++++ Data for processing
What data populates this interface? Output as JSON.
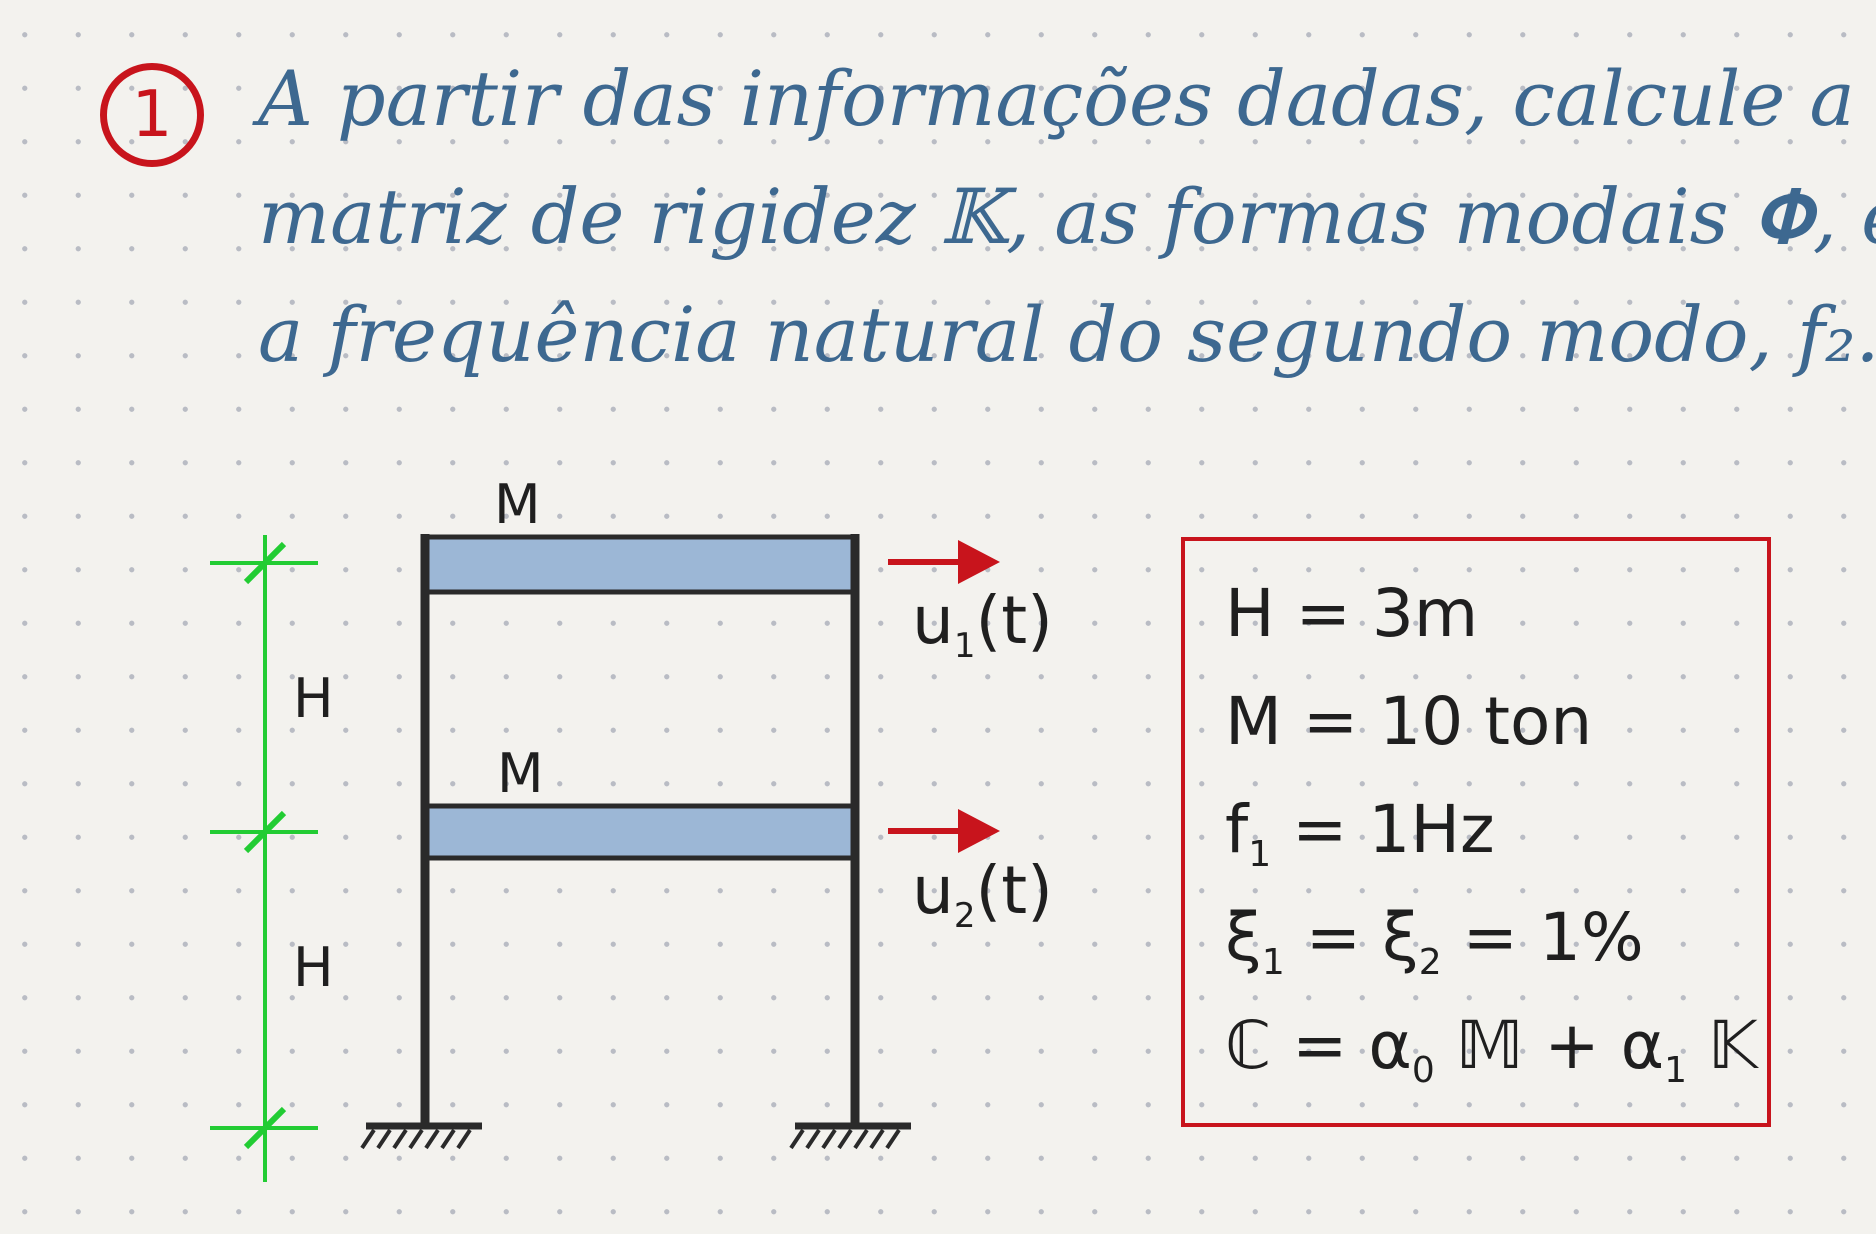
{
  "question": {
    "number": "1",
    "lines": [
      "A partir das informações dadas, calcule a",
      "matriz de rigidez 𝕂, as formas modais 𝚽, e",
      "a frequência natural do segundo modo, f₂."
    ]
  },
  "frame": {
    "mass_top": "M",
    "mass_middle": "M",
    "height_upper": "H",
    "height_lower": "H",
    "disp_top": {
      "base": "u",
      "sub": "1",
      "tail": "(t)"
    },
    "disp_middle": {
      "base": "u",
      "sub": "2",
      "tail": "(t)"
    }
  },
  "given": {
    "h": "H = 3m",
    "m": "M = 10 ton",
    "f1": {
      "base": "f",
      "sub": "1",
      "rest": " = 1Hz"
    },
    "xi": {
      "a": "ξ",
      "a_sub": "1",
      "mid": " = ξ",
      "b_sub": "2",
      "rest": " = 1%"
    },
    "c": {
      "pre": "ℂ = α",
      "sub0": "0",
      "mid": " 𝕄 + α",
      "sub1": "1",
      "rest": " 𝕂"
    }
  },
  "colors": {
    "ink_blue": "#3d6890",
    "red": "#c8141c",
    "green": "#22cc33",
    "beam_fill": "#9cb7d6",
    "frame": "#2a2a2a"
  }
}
++++++++
Reproduce the listing word for word and omit its pictures.

What data populates this interface? Output as JSON.
{
  "question": {
    "number": "1",
    "lines": [
      "A partir das informações dadas, calcule a",
      "matriz de rigidez 𝕂, as formas modais 𝚽, e",
      "a frequência natural do segundo modo, f₂."
    ]
  },
  "frame": {
    "mass_top": "M",
    "mass_middle": "M",
    "height_upper": "H",
    "height_lower": "H",
    "disp_top": {
      "base": "u",
      "sub": "1",
      "tail": "(t)"
    },
    "disp_middle": {
      "base": "u",
      "sub": "2",
      "tail": "(t)"
    }
  },
  "given": {
    "h": "H = 3m",
    "m": "M = 10 ton",
    "f1": {
      "base": "f",
      "sub": "1",
      "rest": " = 1Hz"
    },
    "xi": {
      "a": "ξ",
      "a_sub": "1",
      "mid": " = ξ",
      "b_sub": "2",
      "rest": " = 1%"
    },
    "c": {
      "pre": "ℂ = α",
      "sub0": "0",
      "mid": " 𝕄 + α",
      "sub1": "1",
      "rest": " 𝕂"
    }
  },
  "colors": {
    "ink_blue": "#3d6890",
    "red": "#c8141c",
    "green": "#22cc33",
    "beam_fill": "#9cb7d6",
    "frame": "#2a2a2a"
  }
}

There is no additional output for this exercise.